_Aim of the exercise_.
Write out the whole listing, matching it exactly.

_Input rows_.
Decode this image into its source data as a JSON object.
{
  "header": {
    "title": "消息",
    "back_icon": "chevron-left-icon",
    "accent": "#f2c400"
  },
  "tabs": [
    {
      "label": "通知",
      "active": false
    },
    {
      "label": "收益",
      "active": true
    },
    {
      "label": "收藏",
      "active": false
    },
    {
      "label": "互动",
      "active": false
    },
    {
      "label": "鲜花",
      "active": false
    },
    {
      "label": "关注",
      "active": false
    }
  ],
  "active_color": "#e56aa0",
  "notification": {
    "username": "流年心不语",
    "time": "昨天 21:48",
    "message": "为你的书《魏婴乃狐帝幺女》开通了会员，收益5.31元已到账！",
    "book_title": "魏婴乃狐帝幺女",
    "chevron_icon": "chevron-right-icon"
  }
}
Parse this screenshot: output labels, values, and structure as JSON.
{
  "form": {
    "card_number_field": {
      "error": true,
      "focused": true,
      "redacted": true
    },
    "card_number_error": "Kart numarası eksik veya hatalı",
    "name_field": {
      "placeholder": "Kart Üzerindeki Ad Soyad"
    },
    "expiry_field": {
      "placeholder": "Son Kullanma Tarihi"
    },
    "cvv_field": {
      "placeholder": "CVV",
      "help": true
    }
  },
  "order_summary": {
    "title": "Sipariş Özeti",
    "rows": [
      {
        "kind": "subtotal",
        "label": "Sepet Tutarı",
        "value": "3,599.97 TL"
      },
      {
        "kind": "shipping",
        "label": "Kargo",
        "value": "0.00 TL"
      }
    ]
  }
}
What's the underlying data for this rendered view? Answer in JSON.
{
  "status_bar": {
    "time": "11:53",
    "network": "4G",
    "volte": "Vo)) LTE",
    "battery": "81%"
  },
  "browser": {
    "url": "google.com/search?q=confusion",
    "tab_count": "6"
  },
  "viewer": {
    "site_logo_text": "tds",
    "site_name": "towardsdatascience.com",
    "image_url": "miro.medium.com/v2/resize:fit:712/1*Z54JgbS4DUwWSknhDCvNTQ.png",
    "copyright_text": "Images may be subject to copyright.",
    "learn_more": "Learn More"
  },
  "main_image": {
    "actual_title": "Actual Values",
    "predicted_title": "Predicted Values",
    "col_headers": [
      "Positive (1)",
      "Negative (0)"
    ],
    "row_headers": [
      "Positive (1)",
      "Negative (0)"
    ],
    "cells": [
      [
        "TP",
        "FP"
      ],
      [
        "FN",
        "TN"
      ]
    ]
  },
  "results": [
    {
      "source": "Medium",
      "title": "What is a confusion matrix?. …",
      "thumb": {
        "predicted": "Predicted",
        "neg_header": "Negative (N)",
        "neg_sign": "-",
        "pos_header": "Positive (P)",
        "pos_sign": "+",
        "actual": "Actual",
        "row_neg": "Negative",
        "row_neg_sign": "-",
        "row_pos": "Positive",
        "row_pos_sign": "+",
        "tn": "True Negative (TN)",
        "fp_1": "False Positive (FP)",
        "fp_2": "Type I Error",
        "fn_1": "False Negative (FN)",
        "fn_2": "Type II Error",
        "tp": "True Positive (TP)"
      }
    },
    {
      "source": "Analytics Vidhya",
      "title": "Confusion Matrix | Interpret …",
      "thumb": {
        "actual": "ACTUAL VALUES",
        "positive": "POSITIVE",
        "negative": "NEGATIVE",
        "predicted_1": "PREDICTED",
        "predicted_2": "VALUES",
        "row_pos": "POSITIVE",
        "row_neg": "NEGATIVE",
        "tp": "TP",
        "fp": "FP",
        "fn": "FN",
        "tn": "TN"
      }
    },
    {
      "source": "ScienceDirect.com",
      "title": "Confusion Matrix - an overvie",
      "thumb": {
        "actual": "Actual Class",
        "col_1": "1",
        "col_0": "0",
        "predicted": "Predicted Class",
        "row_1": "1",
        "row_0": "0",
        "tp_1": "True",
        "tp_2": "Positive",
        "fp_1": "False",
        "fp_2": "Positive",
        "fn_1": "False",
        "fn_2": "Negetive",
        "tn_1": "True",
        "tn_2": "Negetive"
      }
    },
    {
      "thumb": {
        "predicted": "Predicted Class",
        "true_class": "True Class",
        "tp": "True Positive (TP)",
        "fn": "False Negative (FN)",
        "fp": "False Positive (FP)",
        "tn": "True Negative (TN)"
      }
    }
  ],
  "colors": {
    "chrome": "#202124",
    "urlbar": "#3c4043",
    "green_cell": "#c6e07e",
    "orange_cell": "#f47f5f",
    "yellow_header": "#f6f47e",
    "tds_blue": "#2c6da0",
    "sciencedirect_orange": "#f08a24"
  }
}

_Completed exercise_.
Decode this image into its source data as a JSON object.
{
  "header": {
    "title": "消息",
    "back_icon": "chevron-left-icon",
    "accent": "#f2c400"
  },
  "tabs": [
    {
      "label": "通知",
      "active": false
    },
    {
      "label": "收益",
      "active": true
    },
    {
      "label": "收藏",
      "active": false
    },
    {
      "label": "互动",
      "active": false
    },
    {
      "label": "鲜花",
      "active": false
    },
    {
      "label": "关注",
      "active": false
    }
  ],
  "active_color": "#e56aa0",
  "notification": {
    "username": "流年心不语",
    "time": "昨天 21:48",
    "message": "为你的书《魏婴乃狐帝幺女》开通了会员，收益5.31元已到账！",
    "book_title": "魏婴乃狐帝幺女",
    "chevron_icon": "chevron-right-icon"
  }
}
Parse this screenshot: output labels, values, and structure as JSON.
{
  "form": {
    "card_number_field": {
      "error": true,
      "focused": true,
      "redacted": true
    },
    "card_number_error": "Kart numarası eksik veya hatalı",
    "name_field": {
      "placeholder": "Kart Üzerindeki Ad Soyad"
    },
    "expiry_field": {
      "placeholder": "Son Kullanma Tarihi"
    },
    "cvv_field": {
      "placeholder": "CVV",
      "help": true
    }
  },
  "order_summary": {
    "title": "Sipariş Özeti",
    "rows": [
      {
        "kind": "subtotal",
        "label": "Sepet Tutarı",
        "value": "3,599.97 TL"
      },
      {
        "kind": "shipping",
        "label": "Kargo",
        "value": "0.00 TL"
      }
    ]
  }
}
What's the underlying data for this rendered view? Answer in JSON.
{
  "status_bar": {
    "time": "11:53",
    "network": "4G",
    "volte": "Vo)) LTE",
    "battery": "81%"
  },
  "browser": {
    "url": "google.com/search?q=confusion",
    "tab_count": "6"
  },
  "viewer": {
    "site_logo_text": "tds",
    "site_name": "towardsdatascience.com",
    "image_url": "miro.medium.com/v2/resize:fit:712/1*Z54JgbS4DUwWSknhDCvNTQ.png",
    "copyright_text": "Images may be subject to copyright.",
    "learn_more": "Learn More"
  },
  "main_image": {
    "actual_title": "Actual Values",
    "predicted_title": "Predicted Values",
    "col_headers": [
      "Positive (1)",
      "Negative (0)"
    ],
    "row_headers": [
      "Positive (1)",
      "Negative (0)"
    ],
    "cells": [
      [
        "TP",
        "FP"
      ],
      [
        "FN",
        "TN"
      ]
    ]
  },
  "results": [
    {
      "source": "Medium",
      "title": "What is a confusion matrix?. …",
      "thumb": {
        "predicted": "Predicted",
        "neg_header": "Negative (N)",
        "neg_sign": "-",
        "pos_header": "Positive (P)",
        "pos_sign": "+",
        "actual": "Actual",
        "row_neg": "Negative",
        "row_neg_sign": "-",
        "row_pos": "Positive",
        "row_pos_sign": "+",
        "tn": "True Negative (TN)",
        "fp_1": "False Positive (FP)",
        "fp_2": "Type I Error",
        "fn_1": "False Negative (FN)",
        "fn_2": "Type II Error",
        "tp": "True Positive (TP)"
      }
    },
    {
      "source": "Analytics Vidhya",
      "title": "Confusion Matrix | Interpret …",
      "thumb": {
        "actual": "ACTUAL VALUES",
        "positive": "POSITIVE",
        "negative": "NEGATIVE",
        "predicted_1": "PREDICTED",
        "predicted_2": "VALUES",
        "row_pos": "POSITIVE",
        "row_neg": "NEGATIVE",
        "tp": "TP",
        "fp": "FP",
        "fn": "FN",
        "tn": "TN"
      }
    },
    {
      "source": "ScienceDirect.com",
      "title": "Confusion Matrix - an overvie",
      "thumb": {
        "actual": "Actual Class",
        "col_1": "1",
        "col_0": "0",
        "predicted": "Predicted Class",
        "row_1": "1",
        "row_0": "0",
        "tp_1": "True",
        "tp_2": "Positive",
        "fp_1": "False",
        "fp_2": "Positive",
        "fn_1": "False",
        "fn_2": "Negetive",
        "tn_1": "True",
        "tn_2": "Negetive"
      }
    },
    {
      "thumb": {
        "predicted": "Predicted Class",
        "true_class": "True Class",
        "tp": "True Positive (TP)",
        "fn": "False Negative (FN)",
        "fp": "False Positive (FP)",
        "tn": "True Negative (TN)"
      }
    }
  ],
  "colors": {
    "chrome": "#202124",
    "urlbar": "#3c4043",
    "green_cell": "#c6e07e",
    "orange_cell": "#f47f5f",
    "yellow_header": "#f6f47e",
    "tds_blue": "#2c6da0",
    "sciencedirect_orange": "#f08a24"
  }
}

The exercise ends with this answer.